>> start Given information

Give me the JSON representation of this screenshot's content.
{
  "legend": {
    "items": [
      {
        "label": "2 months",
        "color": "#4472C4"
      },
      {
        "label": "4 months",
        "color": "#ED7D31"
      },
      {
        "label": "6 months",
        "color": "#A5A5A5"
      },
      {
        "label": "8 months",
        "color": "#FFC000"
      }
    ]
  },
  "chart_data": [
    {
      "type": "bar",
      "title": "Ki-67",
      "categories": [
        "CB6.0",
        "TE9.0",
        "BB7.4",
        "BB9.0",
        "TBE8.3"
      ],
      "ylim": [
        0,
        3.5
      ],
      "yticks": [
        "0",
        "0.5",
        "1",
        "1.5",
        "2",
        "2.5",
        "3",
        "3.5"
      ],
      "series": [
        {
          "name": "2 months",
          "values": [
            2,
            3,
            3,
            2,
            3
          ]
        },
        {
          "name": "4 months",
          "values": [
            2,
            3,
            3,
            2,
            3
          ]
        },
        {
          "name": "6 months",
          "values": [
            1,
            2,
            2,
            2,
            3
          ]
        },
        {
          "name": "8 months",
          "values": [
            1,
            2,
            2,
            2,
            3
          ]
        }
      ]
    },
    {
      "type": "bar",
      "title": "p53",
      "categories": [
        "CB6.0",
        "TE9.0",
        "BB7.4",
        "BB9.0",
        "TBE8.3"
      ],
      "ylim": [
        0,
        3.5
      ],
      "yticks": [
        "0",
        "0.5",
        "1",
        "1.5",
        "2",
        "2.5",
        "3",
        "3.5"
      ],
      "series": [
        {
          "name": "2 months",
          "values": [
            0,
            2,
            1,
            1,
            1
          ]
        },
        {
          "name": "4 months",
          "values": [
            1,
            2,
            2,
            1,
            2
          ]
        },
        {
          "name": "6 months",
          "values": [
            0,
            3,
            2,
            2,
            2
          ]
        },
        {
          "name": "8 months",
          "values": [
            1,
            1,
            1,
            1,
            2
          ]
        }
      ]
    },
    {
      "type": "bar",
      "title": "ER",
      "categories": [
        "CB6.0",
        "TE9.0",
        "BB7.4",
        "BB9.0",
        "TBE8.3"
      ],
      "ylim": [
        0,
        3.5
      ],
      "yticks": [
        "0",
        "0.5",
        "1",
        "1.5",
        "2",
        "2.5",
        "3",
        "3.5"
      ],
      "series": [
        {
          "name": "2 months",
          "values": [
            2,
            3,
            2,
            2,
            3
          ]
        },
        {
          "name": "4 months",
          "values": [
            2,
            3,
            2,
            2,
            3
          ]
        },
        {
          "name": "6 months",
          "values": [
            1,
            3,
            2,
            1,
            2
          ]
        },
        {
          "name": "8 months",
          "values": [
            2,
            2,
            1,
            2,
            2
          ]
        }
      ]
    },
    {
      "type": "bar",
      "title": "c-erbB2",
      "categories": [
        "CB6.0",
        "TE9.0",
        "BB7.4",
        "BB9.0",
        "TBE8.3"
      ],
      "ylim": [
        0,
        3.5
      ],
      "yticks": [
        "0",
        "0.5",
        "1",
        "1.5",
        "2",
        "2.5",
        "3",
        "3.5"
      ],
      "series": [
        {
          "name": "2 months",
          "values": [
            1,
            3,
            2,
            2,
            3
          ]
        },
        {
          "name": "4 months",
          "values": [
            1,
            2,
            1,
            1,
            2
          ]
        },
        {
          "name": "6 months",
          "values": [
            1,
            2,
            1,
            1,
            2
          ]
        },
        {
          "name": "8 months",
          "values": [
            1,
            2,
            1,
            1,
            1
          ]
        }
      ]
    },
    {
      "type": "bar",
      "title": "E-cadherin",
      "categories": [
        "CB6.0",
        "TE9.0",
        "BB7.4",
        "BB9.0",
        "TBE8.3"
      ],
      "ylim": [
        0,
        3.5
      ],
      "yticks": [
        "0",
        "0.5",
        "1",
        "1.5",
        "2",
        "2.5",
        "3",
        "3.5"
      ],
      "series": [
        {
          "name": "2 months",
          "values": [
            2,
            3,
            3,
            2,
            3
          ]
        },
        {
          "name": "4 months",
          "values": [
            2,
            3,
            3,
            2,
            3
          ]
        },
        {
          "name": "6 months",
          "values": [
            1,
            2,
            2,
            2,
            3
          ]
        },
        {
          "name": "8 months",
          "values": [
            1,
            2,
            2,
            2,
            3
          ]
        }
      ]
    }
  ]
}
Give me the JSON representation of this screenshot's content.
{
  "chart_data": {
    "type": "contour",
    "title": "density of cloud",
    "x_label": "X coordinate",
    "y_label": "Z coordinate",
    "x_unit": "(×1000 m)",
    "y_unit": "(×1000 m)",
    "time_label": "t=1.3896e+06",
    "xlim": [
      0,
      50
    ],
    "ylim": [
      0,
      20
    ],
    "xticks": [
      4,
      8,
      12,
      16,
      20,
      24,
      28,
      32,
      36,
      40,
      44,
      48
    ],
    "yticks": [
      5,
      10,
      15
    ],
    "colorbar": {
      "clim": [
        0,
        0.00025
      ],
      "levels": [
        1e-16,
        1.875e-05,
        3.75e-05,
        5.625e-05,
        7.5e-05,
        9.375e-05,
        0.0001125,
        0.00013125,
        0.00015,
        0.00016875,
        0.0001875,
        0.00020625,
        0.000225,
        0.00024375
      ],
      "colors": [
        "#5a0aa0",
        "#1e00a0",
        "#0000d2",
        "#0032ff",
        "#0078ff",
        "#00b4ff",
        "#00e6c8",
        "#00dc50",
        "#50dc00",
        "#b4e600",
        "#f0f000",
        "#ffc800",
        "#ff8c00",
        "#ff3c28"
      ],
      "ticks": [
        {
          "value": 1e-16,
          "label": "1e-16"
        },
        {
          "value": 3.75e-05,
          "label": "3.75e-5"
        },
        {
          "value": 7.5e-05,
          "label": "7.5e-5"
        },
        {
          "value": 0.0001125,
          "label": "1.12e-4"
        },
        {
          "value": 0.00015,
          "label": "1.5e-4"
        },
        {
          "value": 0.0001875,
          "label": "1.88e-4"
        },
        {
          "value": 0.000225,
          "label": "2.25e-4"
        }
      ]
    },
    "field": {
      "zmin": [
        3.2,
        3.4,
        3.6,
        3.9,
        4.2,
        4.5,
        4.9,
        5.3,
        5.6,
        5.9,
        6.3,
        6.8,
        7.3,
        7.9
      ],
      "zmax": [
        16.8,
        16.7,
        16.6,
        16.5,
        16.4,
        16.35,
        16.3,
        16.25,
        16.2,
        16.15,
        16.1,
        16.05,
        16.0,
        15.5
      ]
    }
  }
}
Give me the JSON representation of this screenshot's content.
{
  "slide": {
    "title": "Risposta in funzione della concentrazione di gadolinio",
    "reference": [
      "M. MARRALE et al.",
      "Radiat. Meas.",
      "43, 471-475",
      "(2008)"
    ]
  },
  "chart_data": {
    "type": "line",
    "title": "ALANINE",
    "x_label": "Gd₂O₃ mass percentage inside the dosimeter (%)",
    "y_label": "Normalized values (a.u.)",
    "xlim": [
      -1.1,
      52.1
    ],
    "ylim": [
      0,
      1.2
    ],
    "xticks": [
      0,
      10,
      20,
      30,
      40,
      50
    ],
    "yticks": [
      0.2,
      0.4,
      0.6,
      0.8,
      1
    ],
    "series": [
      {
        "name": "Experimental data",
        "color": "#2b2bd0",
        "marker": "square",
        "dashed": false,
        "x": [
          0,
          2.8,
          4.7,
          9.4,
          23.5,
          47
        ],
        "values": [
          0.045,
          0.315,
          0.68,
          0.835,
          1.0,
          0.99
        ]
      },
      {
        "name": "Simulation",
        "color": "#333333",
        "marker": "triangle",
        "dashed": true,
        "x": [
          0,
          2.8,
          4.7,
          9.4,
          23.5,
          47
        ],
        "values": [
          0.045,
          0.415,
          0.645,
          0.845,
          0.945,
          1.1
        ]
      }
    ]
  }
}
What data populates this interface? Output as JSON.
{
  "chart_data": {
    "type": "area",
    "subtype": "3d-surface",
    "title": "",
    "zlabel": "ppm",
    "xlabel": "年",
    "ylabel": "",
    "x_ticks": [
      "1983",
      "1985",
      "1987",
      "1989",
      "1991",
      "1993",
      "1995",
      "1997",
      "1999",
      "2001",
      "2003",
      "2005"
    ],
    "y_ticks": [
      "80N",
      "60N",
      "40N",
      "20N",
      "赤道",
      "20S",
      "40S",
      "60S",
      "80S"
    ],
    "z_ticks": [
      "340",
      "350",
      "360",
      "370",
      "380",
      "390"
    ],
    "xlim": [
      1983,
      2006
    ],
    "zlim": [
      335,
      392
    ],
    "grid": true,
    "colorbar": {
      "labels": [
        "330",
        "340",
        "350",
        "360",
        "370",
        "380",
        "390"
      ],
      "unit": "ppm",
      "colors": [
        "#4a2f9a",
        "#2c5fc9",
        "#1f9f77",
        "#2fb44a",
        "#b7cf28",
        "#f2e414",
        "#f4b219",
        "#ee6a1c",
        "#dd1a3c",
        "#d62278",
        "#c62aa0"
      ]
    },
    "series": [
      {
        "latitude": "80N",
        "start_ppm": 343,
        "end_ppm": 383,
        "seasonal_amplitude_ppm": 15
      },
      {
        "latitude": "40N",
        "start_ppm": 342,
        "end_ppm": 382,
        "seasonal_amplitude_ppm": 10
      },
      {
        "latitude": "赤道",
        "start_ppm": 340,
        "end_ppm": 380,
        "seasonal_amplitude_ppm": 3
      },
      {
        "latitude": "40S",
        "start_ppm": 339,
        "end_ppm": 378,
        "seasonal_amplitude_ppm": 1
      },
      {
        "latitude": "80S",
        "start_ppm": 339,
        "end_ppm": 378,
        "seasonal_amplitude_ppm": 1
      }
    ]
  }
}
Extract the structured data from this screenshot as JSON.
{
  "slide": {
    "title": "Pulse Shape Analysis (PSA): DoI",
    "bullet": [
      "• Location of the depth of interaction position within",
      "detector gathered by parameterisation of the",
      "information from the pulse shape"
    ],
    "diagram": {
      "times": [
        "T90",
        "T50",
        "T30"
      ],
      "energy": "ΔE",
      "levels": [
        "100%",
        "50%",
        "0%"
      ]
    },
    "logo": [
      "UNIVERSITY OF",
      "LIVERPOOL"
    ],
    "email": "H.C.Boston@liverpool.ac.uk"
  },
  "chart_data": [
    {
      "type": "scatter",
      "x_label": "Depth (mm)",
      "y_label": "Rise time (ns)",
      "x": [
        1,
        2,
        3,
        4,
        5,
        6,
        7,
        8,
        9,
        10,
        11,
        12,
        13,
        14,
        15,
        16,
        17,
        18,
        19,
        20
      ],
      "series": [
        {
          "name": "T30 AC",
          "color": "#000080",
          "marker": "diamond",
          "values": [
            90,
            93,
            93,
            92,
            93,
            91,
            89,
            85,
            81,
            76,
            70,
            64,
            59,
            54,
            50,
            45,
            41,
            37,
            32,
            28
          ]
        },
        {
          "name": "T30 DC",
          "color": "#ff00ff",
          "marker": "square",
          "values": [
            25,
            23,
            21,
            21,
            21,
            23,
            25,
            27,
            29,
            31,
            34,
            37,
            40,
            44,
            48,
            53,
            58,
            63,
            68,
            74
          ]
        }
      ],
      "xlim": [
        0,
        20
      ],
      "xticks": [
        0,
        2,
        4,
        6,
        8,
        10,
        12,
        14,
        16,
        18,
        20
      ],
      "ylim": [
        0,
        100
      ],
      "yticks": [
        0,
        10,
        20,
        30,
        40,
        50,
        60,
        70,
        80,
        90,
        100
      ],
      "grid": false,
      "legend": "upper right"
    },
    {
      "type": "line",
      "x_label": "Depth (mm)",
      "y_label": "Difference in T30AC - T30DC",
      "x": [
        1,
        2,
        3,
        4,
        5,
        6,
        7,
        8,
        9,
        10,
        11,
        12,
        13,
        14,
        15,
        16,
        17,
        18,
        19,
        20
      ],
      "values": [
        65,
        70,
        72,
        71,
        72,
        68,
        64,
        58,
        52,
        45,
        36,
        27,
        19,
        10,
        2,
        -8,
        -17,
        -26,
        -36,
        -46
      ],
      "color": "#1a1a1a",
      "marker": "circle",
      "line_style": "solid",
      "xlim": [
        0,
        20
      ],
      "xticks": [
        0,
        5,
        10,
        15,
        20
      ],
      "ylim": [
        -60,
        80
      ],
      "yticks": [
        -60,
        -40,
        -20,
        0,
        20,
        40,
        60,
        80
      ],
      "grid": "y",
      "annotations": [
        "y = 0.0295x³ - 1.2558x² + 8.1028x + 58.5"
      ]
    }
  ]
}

>> end Given information

Report every line containing the word "marker" from the listing above.

        "marker": "square",
        "marker": "triangle",
          "marker": "diamond",
          "marker": "square",
      "marker": "circle",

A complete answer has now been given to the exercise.